*** Listed records ***

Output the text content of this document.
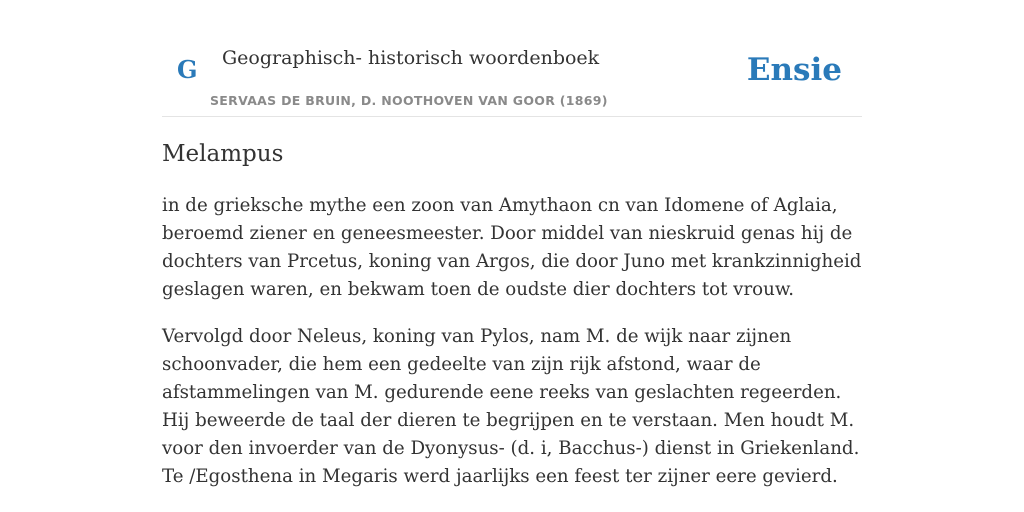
G Geographisch- historisch woordenboek
SERVAAS DE BRUIN, D. NOOTHOVEN VAN GOOR (1869)
Ensie
Melampus

in de grieksche mythe een zoon van Amythaon cn van Idomene of Aglaia, beroemd ziener en geneesmeester. Door middel van nieskruid genas hij de dochters van Prcetus, koning van Argos, die door Juno met krankzinnigheid geslagen waren, en bekwam toen de oudste dier dochters tot vrouw.

Vervolgd door Neleus, koning van Pylos, nam M. de wijk naar zijnen schoonvader, die hem een gedeelte van zijn rijk afstond, waar de afstammelingen van M. gedurende eene reeks van geslachten regeerden. Hij beweerde de taal der dieren te begrijpen en te verstaan. Men houdt M. voor den invoerder van de Dyonysus- (d. i, Bacchus-) dienst in Griekenland. Te /Egosthena in Megaris werd jaarlijks een feest ter zijner eere gevierd.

***

### Problem statement:
Every record gets retyped exactly; no picture goes into the copy.

### The output:
Output the text content of this document.
G Geographisch- historisch woordenboek
SERVAAS DE BRUIN, D. NOOTHOVEN VAN GOOR (1869)
Ensie
Melampus

in de grieksche mythe een zoon van Amythaon cn van Idomene of Aglaia, beroemd ziener en geneesmeester. Door middel van nieskruid genas hij de dochters van Prcetus, koning van Argos, die door Juno met krankzinnigheid geslagen waren, en bekwam toen de oudste dier dochters tot vrouw.

Vervolgd door Neleus, koning van Pylos, nam M. de wijk naar zijnen schoonvader, die hem een gedeelte van zijn rijk afstond, waar de afstammelingen van M. gedurende eene reeks van geslachten regeerden. Hij beweerde de taal der dieren te begrijpen en te verstaan. Men houdt M. voor den invoerder van de Dyonysus- (d. i, Bacchus-) dienst in Griekenland. Te /Egosthena in Megaris werd jaarlijks een feest ter zijner eere gevierd.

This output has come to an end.